> _COSE DA FARE_
- a) Nell'estratto sul Libro di Enoch, in che anno Józef Milik ha avanzato la sua ipotesi sul Libro dei Giganti?
- b) Trascrivi dall'estratto sul Libro di Enoch il passo che va da "La terza sezione" fino a "III-inizio II secolo a.C." compreso.
- c) Secondo l'estratto sul Libro di Enoch, qual è il motivo principale per cui Milik ipotizza che il Libro delle Parabole, composto nel II-III secolo d.C., abbia sostituito il Libro dei Giganti? Rispondi in una-tre frasi.

La seconda sezione, il Libro delle Parabole (cc. 37-71), secondo la maggior parte degli studiosi è stata composta nel I secolo a.C. (James Charlesworth si spinge fino al I secolo d.C.). Tuttavia lo studioso cattolico polacco Józef Milik nel 1976 ha ipotizzato che il Libro dei Giganti , testo apocrifo rinvenuto tra i manoscritti non biblici di Qumran (1Q23–4; 2Q26; 4Q203; 530–33; 6Q8), facesse in un primo tempo parte del Libro di Enoch appunto come seconda sezione. In seguito l'attuale Libro delle Parabole, che Milik ipotizza composto nel II-III secolo d.C., avrebbe rimpiazzato il Libro dei Giganti. Il movente principale dell'ipotesi è nei riferimenti al Figlio dell'uomo presenti nel Libro delle Parabole, titolo di origine giudaica (v. in particolare il Libro di Daniele c.7) ma che a partire dal Nuovo Testamento è stato dalla tradizione cristiana attribuito a Gesù. Questo spiegherebbe inoltre l'anomala assenza del Libro delle Parabole tra i manoscritti di Qumran. L'ipotesi però non ha trovato largo consenso tra gli altri studiosi.
La terza sezione è il Libro dell'Astronomia o Libro dei Luminari Celesti (cc. 72-82), probabilmente di inizio II secolo a.C. Leonhard Rost posticipa la data della sezione a fine II secolo a.C., mentre J. Milik l'anticipa a fine III-inizio II secolo a.C.

> _RIGHE DI DATI_
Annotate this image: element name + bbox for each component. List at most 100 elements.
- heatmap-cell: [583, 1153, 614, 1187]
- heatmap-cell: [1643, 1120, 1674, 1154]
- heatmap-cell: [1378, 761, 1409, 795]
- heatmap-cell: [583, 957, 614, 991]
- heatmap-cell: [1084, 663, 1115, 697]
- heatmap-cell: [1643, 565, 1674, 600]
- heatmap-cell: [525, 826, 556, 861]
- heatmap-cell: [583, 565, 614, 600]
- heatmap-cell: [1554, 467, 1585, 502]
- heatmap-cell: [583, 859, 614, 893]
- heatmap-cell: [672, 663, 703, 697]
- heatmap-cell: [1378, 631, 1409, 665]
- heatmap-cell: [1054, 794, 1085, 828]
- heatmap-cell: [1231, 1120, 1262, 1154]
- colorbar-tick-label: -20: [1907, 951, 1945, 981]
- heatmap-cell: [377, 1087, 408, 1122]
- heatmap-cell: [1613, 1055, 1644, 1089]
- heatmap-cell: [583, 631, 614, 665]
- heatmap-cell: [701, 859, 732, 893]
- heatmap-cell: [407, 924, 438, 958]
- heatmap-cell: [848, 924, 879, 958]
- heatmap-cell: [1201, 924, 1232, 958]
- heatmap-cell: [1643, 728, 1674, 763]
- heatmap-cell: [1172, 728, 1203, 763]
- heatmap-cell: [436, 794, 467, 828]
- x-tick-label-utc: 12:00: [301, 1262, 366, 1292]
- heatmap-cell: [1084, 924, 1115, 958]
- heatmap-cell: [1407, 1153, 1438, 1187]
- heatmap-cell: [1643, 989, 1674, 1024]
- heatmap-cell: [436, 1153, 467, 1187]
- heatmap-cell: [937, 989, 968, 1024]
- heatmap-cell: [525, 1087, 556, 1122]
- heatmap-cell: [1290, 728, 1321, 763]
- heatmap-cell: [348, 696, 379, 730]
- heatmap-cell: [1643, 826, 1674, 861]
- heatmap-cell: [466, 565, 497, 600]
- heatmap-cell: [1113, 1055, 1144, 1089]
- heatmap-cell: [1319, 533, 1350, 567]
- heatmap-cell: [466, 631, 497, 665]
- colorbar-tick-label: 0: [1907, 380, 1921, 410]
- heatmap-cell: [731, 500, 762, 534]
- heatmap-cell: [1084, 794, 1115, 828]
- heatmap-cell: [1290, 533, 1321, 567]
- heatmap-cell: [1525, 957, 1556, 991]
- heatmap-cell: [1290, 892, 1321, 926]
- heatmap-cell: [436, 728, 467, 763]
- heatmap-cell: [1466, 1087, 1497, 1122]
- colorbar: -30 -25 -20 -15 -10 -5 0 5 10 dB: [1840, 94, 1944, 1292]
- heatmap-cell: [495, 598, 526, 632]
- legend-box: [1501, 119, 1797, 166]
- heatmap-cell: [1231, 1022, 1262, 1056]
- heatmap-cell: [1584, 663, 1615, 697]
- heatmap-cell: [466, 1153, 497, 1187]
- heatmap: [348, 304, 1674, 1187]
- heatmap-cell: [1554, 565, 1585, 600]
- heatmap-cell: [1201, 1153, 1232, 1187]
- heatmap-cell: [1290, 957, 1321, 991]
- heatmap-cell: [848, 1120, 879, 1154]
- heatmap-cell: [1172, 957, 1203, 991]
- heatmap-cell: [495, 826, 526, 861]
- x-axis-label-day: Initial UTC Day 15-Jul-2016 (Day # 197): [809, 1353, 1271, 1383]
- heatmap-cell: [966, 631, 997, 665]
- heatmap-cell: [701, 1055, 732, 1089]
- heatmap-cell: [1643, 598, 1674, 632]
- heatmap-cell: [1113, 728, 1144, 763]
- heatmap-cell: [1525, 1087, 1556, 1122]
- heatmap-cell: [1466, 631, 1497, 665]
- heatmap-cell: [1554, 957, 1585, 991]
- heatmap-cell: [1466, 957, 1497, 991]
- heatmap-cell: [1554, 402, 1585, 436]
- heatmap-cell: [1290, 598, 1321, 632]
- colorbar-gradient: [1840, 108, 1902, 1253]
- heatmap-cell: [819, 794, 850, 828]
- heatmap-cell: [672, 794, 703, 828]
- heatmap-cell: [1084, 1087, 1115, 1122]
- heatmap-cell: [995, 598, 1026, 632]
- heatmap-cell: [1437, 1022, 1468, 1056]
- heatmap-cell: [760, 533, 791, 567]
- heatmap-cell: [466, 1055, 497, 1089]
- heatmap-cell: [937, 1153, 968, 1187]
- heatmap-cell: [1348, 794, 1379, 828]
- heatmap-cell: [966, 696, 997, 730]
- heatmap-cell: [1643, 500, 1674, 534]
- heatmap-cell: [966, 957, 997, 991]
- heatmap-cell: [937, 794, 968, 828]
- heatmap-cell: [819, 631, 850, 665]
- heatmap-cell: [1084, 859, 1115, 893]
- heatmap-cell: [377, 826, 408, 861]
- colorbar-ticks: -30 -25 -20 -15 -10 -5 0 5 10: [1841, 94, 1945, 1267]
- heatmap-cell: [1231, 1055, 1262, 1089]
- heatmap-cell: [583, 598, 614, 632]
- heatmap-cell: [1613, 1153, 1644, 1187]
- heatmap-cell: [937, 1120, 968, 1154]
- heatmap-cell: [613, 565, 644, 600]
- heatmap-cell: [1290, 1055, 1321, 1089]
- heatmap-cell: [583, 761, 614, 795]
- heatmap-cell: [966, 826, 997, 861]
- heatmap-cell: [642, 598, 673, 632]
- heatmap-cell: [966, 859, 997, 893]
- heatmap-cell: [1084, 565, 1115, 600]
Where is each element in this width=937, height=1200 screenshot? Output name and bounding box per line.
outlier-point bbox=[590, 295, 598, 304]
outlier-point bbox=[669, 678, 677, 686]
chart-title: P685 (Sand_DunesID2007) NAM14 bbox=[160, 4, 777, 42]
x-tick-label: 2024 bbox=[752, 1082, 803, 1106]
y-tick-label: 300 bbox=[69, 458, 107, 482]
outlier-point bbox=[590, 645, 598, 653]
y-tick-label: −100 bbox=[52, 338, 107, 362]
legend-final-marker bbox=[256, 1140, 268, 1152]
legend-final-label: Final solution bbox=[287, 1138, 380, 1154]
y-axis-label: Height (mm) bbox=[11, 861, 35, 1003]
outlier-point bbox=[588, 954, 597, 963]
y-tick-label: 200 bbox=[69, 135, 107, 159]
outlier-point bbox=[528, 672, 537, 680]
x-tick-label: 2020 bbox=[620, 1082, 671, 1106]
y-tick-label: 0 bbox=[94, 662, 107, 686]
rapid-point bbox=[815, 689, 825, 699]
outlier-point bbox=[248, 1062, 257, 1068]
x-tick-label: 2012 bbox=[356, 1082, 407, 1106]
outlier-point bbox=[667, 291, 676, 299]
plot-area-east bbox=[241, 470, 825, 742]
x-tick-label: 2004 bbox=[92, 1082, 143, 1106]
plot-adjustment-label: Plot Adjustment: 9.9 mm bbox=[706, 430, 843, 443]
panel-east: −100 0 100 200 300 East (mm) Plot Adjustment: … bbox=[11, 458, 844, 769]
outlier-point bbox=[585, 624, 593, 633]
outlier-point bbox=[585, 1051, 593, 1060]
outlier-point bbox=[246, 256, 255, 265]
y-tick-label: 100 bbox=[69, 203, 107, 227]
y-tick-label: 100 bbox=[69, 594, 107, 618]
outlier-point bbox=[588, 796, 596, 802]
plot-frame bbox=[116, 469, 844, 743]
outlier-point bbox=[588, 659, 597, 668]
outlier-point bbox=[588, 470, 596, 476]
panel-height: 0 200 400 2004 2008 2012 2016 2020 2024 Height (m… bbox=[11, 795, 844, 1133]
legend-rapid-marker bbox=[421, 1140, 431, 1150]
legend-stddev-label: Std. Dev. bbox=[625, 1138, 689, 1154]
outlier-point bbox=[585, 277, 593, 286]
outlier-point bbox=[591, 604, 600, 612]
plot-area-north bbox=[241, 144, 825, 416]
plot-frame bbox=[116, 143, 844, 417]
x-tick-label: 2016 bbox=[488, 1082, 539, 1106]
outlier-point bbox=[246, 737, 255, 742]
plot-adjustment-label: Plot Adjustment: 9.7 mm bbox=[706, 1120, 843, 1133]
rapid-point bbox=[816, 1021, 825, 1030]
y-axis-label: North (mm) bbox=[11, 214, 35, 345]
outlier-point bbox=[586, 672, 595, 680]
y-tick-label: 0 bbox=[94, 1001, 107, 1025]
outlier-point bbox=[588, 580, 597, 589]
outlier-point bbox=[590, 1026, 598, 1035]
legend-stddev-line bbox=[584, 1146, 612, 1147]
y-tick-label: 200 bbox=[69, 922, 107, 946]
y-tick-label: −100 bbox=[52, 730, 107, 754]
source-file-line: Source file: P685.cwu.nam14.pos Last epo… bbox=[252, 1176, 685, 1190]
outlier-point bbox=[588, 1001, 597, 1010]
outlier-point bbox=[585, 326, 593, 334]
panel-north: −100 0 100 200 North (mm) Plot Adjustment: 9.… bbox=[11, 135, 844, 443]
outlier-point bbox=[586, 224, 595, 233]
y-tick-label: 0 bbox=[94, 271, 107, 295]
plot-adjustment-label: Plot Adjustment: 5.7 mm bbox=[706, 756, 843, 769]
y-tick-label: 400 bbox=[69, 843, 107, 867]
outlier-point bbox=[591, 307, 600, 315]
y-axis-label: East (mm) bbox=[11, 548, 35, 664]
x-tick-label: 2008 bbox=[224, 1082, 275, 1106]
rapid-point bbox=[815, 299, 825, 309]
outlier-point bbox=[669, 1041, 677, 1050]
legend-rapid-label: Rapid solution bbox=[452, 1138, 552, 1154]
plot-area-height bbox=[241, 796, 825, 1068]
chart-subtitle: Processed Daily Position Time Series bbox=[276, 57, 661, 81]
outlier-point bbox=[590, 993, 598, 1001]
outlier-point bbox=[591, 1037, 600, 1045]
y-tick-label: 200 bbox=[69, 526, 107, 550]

> _SOLUZIONI DELL'ESERCIZIO_
- a) Nel 1976.

- b)
La terza sezione è il Libro dell'Astronomia o Libro dei Luminari Celesti (cc. 72-82), probabilmente di inizio II secolo a.C. Leonhard Rost posticipa la data della sezione a fine II secolo a.C., mentre J. Milik l'anticipa a fine III-inizio II secolo a.C.

- c) Il motivo principale sono i riferimenti al Figlio dell'uomo presenti nel Libro delle Parabole. Si tratta di un titolo di origine giudaica che la tradizione cristiana, a partire dal Nuovo Testamento, ha attribuito a Gesù. L'ipotesi spiegherebbe inoltre l'assenza del Libro delle Parabole tra i manoscritti di Qumran.